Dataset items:
↓

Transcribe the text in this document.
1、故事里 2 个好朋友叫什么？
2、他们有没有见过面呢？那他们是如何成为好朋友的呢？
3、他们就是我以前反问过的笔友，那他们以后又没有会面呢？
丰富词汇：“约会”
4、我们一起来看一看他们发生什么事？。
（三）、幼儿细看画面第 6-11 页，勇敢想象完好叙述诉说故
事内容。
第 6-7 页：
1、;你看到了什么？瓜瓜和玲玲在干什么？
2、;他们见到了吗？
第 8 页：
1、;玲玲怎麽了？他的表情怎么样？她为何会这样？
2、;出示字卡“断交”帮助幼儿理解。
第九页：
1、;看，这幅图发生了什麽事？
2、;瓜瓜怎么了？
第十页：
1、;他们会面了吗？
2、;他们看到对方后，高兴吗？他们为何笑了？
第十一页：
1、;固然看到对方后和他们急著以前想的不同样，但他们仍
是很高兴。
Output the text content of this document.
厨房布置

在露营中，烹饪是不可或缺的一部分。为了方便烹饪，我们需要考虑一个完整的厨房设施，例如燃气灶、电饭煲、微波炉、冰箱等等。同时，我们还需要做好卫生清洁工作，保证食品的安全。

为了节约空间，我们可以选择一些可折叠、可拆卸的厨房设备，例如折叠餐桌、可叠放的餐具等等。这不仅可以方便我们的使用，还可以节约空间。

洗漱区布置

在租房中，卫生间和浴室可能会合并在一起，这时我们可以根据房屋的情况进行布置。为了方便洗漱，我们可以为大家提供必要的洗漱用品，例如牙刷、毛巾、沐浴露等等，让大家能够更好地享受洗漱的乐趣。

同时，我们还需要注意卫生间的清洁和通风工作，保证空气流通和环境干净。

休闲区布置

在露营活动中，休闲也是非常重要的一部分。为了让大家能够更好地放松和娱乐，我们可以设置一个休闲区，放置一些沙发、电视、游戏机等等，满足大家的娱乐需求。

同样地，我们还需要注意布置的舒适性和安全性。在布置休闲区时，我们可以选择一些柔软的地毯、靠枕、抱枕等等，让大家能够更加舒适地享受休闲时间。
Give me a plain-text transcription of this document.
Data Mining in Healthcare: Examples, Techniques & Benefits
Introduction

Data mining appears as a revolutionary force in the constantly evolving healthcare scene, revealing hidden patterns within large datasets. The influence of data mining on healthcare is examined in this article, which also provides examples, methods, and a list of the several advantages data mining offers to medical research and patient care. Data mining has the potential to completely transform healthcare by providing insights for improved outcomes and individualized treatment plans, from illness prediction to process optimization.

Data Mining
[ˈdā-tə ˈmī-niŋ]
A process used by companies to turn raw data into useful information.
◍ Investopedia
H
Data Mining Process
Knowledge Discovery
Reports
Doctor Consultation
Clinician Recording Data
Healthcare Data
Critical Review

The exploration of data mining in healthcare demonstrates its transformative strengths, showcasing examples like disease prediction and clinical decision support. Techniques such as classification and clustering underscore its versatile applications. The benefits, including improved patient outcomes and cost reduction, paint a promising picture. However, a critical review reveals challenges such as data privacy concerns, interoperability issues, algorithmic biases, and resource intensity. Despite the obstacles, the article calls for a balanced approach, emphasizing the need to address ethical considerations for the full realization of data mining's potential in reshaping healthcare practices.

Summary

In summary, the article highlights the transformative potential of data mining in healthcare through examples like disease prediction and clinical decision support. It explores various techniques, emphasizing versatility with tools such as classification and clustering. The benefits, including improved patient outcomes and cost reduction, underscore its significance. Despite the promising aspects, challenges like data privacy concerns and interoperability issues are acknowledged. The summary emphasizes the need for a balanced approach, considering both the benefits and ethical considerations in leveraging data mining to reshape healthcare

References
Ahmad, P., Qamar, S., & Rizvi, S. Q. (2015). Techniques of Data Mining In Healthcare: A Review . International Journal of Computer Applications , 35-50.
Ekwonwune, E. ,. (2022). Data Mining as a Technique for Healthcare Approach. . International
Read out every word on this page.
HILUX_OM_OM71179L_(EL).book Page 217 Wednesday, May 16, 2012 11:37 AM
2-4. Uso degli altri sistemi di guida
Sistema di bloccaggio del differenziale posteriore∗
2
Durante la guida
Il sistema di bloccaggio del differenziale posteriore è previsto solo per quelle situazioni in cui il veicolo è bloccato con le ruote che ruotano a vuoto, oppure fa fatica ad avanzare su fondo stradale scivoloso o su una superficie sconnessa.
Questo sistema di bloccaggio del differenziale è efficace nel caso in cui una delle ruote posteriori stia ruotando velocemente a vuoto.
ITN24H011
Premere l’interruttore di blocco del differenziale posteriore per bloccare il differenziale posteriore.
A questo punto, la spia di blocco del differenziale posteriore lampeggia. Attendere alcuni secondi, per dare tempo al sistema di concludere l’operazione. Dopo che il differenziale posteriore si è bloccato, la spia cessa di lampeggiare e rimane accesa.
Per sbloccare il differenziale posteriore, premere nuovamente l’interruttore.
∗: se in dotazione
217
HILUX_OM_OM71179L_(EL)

↑

WRITTEN INSTRUCTION: Check each line in the records for the word "interruttore" and say how many have it, with nothing else.

FULL RESPONSE: 2